_What the exercise asks_.
Output the lines below as a JSON list of strings, with one string per line and no blank lines, and leave out the pictures.

[Annotated region listings]
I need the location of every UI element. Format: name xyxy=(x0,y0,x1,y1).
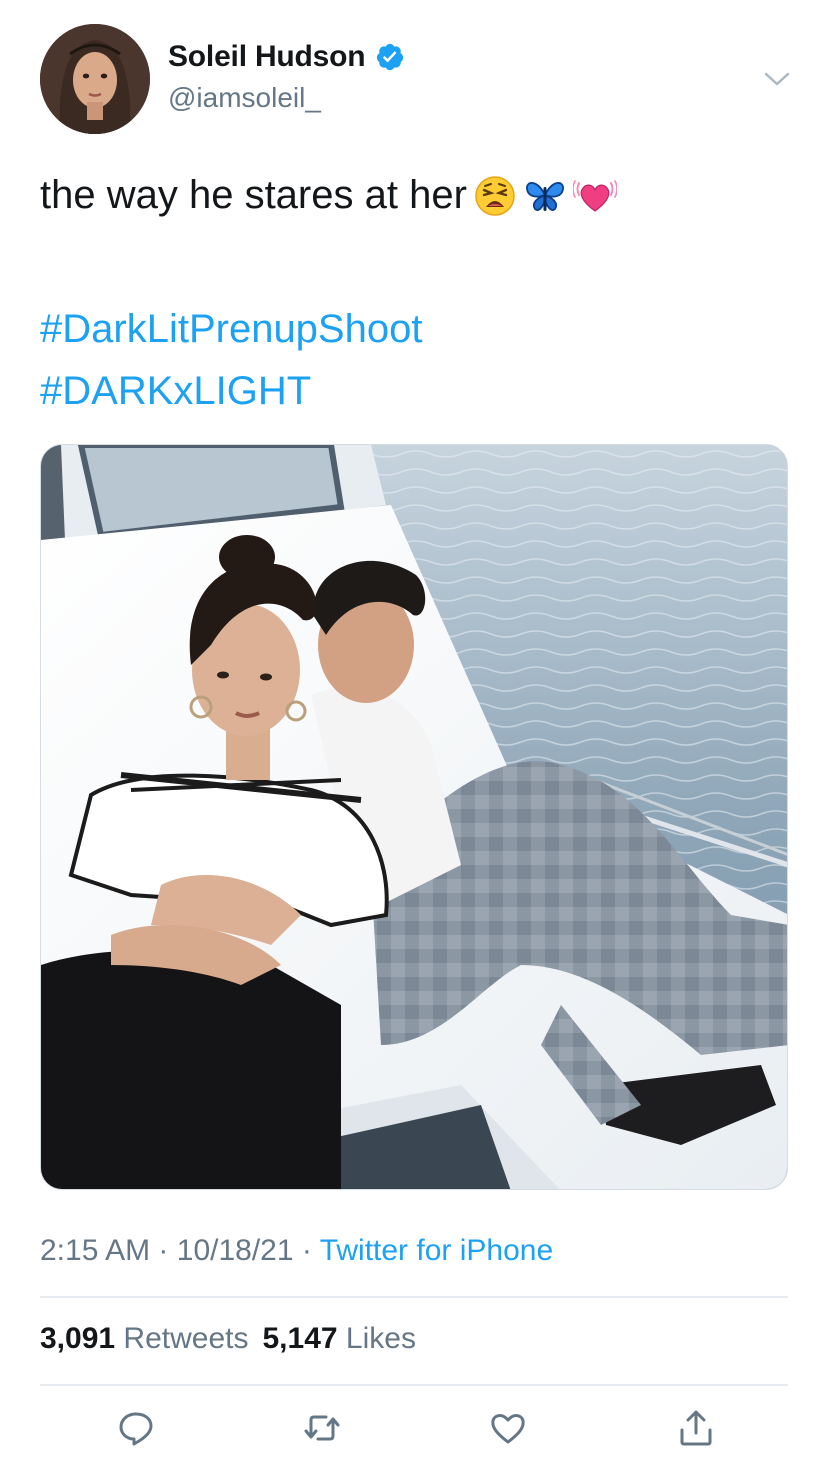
tweet-photo[interactable] xyxy=(40,444,788,1190)
beating-heart-emoji xyxy=(572,173,618,217)
avatar[interactable] xyxy=(40,24,150,134)
share-icon[interactable] xyxy=(676,1408,716,1448)
author-handle[interactable]: @iamsoleil_ xyxy=(168,82,321,114)
tweet-text-body: the way he stares at her xyxy=(40,173,467,217)
tweet-source-link[interactable]: Twitter for iPhone xyxy=(320,1234,553,1267)
tweet-time[interactable]: 2:15 AM xyxy=(40,1234,150,1267)
hashtag-link[interactable]: #DarkLitPrenupShoot xyxy=(40,298,422,360)
meta-separator: · xyxy=(158,1234,169,1267)
tweet-timestamp: 2:15 AM · 10/18/21 · Twitter for iPhone xyxy=(40,1234,553,1268)
engagement-stats: 3,091 Retweets 5,147 Likes xyxy=(40,1322,416,1356)
weary-face-emoji xyxy=(473,173,517,217)
tweet-date[interactable]: 10/18/21 xyxy=(177,1234,294,1267)
likes-count: 5,147 xyxy=(262,1322,338,1355)
retweets-stat[interactable]: 3,091 Retweets xyxy=(40,1322,248,1355)
likes-label: Likes xyxy=(345,1322,416,1355)
retweets-label: Retweets xyxy=(123,1322,249,1355)
like-icon[interactable] xyxy=(488,1408,528,1448)
author-name-row: Soleil Hudson xyxy=(168,40,405,74)
chevron-down-icon[interactable] xyxy=(762,64,792,94)
divider xyxy=(40,1296,788,1298)
divider xyxy=(40,1384,788,1386)
retweets-count: 3,091 xyxy=(40,1322,116,1355)
blue-butterfly-emoji xyxy=(523,173,567,217)
reply-icon[interactable] xyxy=(116,1408,156,1448)
meta-separator: · xyxy=(301,1234,312,1267)
tweet-text: the way he stares at her xyxy=(40,168,618,222)
tweet-detail: Soleil Hudson @iamsoleil_ the way he sta… xyxy=(0,0,828,1474)
retweet-icon[interactable] xyxy=(302,1408,342,1448)
hashtag-link[interactable]: #DARKxLIGHT xyxy=(40,360,422,422)
verified-badge-icon xyxy=(375,42,405,72)
display-name[interactable]: Soleil Hudson xyxy=(168,40,366,74)
hashtag-list: #DarkLitPrenupShoot #DARKxLIGHT xyxy=(40,298,422,422)
likes-stat[interactable]: 5,147 Likes xyxy=(262,1322,415,1355)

_Solution for this problem_.
[
  "I need the location of every UI element. Format: name xyxy=(x0,y0,x1,y1).",
  "tweet-photo[interactable] xyxy=(40,444,788,1190)",
  "beating-heart-emoji xyxy=(572,173,618,217)",
  "avatar[interactable] xyxy=(40,24,150,134)",
  "share-icon[interactable] xyxy=(676,1408,716,1448)",
  "author-handle[interactable]: @iamsoleil_ xyxy=(168,82,321,114)",
  "tweet-text-body: the way he stares at her xyxy=(40,173,467,217)",
  "tweet-source-link[interactable]: Twitter for iPhone xyxy=(320,1234,553,1267)",
  "tweet-time[interactable]: 2:15 AM xyxy=(40,1234,150,1267)",
  "hashtag-link[interactable]: #DarkLitPrenupShoot xyxy=(40,298,422,360)",
  "meta-separator: · xyxy=(158,1234,169,1267)",
  "tweet-timestamp: 2:15 AM · 10/18/21 · Twitter for iPhone xyxy=(40,1234,553,1268)",
  "engagement-stats: 3,091 Retweets 5,147 Likes xyxy=(40,1322,416,1356)",
  "weary-face-emoji xyxy=(473,173,517,217)",
  "tweet-date[interactable]: 10/18/21 xyxy=(177,1234,294,1267)",
  "likes-count: 5,147 xyxy=(262,1322,338,1355)",
  "retweets-stat[interactable]: 3,091 Retweets xyxy=(40,1322,248,1355)",
  "likes-label: Likes xyxy=(345,1322,416,1355)",
  "retweets-label: Retweets xyxy=(123,1322,249,1355)",
  "like-icon[interactable] xyxy=(488,1408,528,1448)",
  "author-name-row: Soleil Hudson xyxy=(168,40,405,74)",
  "chevron-down-icon[interactable] xyxy=(762,64,792,94)",
  "divider xyxy=(40,1296,788,1298)",
  "divider xyxy=(40,1384,788,1386)",
  "retweets-count: 3,091 xyxy=(40,1322,116,1355)",
  "blue-butterfly-emoji xyxy=(523,173,567,217)",
  "reply-icon[interactable] xyxy=(116,1408,156,1448)",
  "meta-separator: · xyxy=(301,1234,312,1267)",
  "tweet-text: the way he stares at her xyxy=(40,168,618,222)",
  "tweet-detail: Soleil Hudson @iamsoleil_ the way he sta… xyxy=(0,0,828,1474)",
  "retweet-icon[interactable] xyxy=(302,1408,342,1448)",
  "hashtag-link[interactable]: #DARKxLIGHT xyxy=(40,360,422,422)",
  "verified-badge-icon xyxy=(375,42,405,72)",
  "display-name[interactable]: Soleil Hudson xyxy=(168,40,366,74)",
  "hashtag-list: #DarkLitPrenupShoot #DARKxLIGHT xyxy=(40,298,422,422)",
  "likes-stat[interactable]: 5,147 Likes xyxy=(262,1322,415,1355)"
]